→ **YOUR GOAL**
What is the number of lines containing the string "Region"? Answer with the number only.

→ **Chart and figure data**
>> BEGIN

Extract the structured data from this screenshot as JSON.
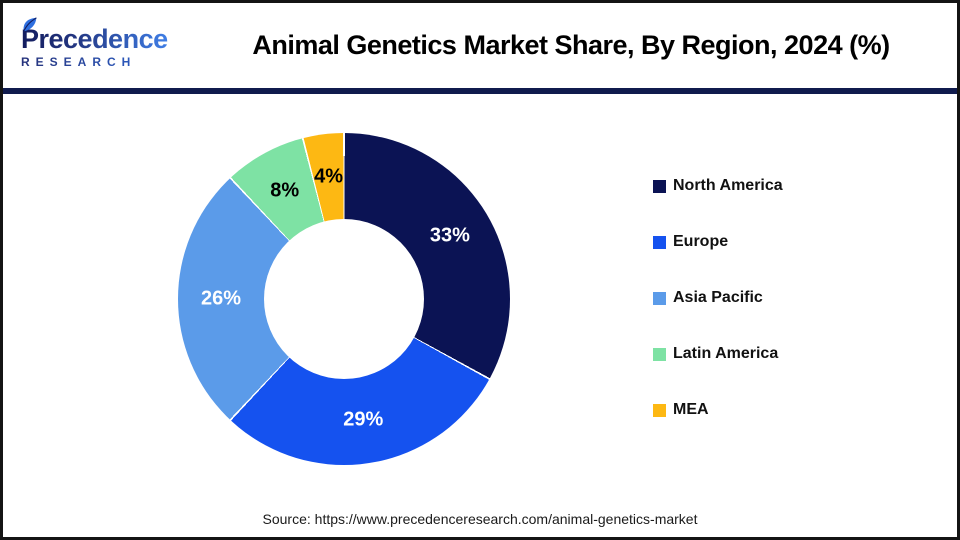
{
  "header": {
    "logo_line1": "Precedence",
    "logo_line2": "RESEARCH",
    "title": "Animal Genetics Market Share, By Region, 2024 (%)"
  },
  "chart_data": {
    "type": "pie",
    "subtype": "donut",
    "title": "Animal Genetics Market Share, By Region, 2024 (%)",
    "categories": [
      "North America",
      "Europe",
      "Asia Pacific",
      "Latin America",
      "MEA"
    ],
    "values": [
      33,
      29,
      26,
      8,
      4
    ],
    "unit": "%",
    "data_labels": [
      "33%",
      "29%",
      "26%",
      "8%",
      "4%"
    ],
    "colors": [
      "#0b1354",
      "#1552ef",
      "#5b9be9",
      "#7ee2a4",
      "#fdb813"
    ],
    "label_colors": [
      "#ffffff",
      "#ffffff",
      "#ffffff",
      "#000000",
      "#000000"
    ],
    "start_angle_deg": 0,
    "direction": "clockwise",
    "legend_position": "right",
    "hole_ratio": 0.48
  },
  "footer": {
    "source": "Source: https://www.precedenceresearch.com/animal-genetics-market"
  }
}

>> END

→ **WRITTEN SOLUTION**
2